Short exercise ▸ Can you print the data exactly and leave out each image?

# Start of Exercise materials

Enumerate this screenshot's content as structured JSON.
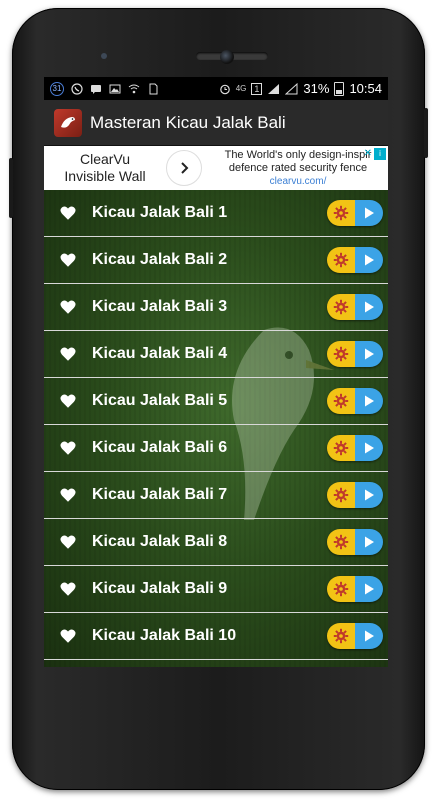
{
  "status_bar": {
    "notification_count": "31",
    "network": "4G",
    "sim": "1",
    "battery": "31%",
    "time": "10:54"
  },
  "app": {
    "title": "Masteran Kicau Jalak Bali",
    "icon": "bird-app-icon"
  },
  "ad": {
    "left_line1": "ClearVu",
    "left_line2": "Invisible Wall",
    "right_line1": "The World's only design-inspir",
    "right_line2": "defence rated security fence",
    "url": "clearvu.com/",
    "badge": "i",
    "close": "✕"
  },
  "list": {
    "items": [
      {
        "label": "Kicau Jalak Bali 1"
      },
      {
        "label": "Kicau Jalak Bali 2"
      },
      {
        "label": "Kicau Jalak Bali 3"
      },
      {
        "label": "Kicau Jalak Bali 4"
      },
      {
        "label": "Kicau Jalak Bali 5"
      },
      {
        "label": "Kicau Jalak Bali 6"
      },
      {
        "label": "Kicau Jalak Bali 7"
      },
      {
        "label": "Kicau Jalak Bali 8"
      },
      {
        "label": "Kicau Jalak Bali 9"
      },
      {
        "label": "Kicau Jalak Bali 10"
      }
    ]
  },
  "colors": {
    "list_background": "#2f5a20",
    "settings_button": "#f2c315",
    "play_button": "#3ba3e6",
    "gear_icon": "#c0392b"
  }
}
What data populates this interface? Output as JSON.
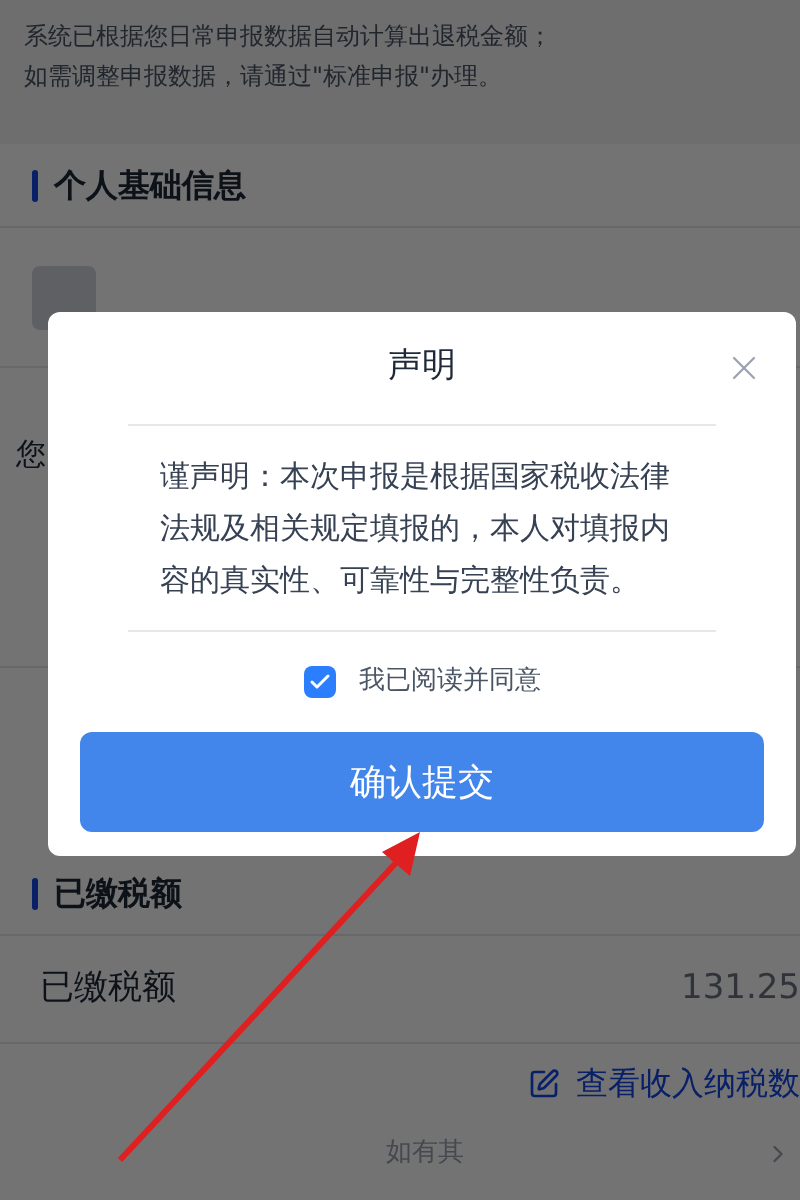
{
  "notice": [
    "系统已根据您日常申报数据自动计算出退税金额；",
    "如需调整申报数据，请通过\"标准申报\"办理。"
  ],
  "sections": [
    {
      "title": "个人基础信息",
      "rows": [
        {
          "kind": "avatar"
        },
        {
          "kind": "text",
          "label": "您"
        }
      ]
    },
    {
      "title": "已缴税额",
      "rows": [
        {
          "kind": "amount",
          "label": "已缴税额",
          "value": "131.25"
        }
      ]
    }
  ],
  "link": "查看收入纳税数",
  "footer": "如有其",
  "dialog": {
    "title": "声明",
    "body": "谨声明：本次申报是根据国家税收法律法规及相关规定填报的，本人对填报内容的真实性、可靠性与完整性负责。",
    "agree": {
      "label": "我已阅读并同意",
      "checked": true
    },
    "button": "确认提交"
  }
}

# End of Exercise materials

Final answer ▸
Enumerate this screenshot's content as structured JSON.
{
  "status_bar": {
    "notification_count": "31",
    "network": "4G",
    "sim": "1",
    "battery": "31%",
    "time": "10:54"
  },
  "app": {
    "title": "Masteran Kicau Jalak Bali",
    "icon": "bird-app-icon"
  },
  "ad": {
    "left_line1": "ClearVu",
    "left_line2": "Invisible Wall",
    "right_line1": "The World's only design-inspir",
    "right_line2": "defence rated security fence",
    "url": "clearvu.com/",
    "badge": "i",
    "close": "✕"
  },
  "list": {
    "items": [
      {
        "label": "Kicau Jalak Bali 1"
      },
      {
        "label": "Kicau Jalak Bali 2"
      },
      {
        "label": "Kicau Jalak Bali 3"
      },
      {
        "label": "Kicau Jalak Bali 4"
      },
      {
        "label": "Kicau Jalak Bali 5"
      },
      {
        "label": "Kicau Jalak Bali 6"
      },
      {
        "label": "Kicau Jalak Bali 7"
      },
      {
        "label": "Kicau Jalak Bali 8"
      },
      {
        "label": "Kicau Jalak Bali 9"
      },
      {
        "label": "Kicau Jalak Bali 10"
      }
    ]
  },
  "colors": {
    "list_background": "#2f5a20",
    "settings_button": "#f2c315",
    "play_button": "#3ba3e6",
    "gear_icon": "#c0392b"
  }
}
What data populates this interface? Output as JSON.
{
  "notice": [
    "系统已根据您日常申报数据自动计算出退税金额；",
    "如需调整申报数据，请通过\"标准申报\"办理。"
  ],
  "sections": [
    {
      "title": "个人基础信息",
      "rows": [
        {
          "kind": "avatar"
        },
        {
          "kind": "text",
          "label": "您"
        }
      ]
    },
    {
      "title": "已缴税额",
      "rows": [
        {
          "kind": "amount",
          "label": "已缴税额",
          "value": "131.25"
        }
      ]
    }
  ],
  "link": "查看收入纳税数",
  "footer": "如有其",
  "dialog": {
    "title": "声明",
    "body": "谨声明：本次申报是根据国家税收法律法规及相关规定填报的，本人对填报内容的真实性、可靠性与完整性负责。",
    "agree": {
      "label": "我已阅读并同意",
      "checked": true
    },
    "button": "确认提交"
  }
}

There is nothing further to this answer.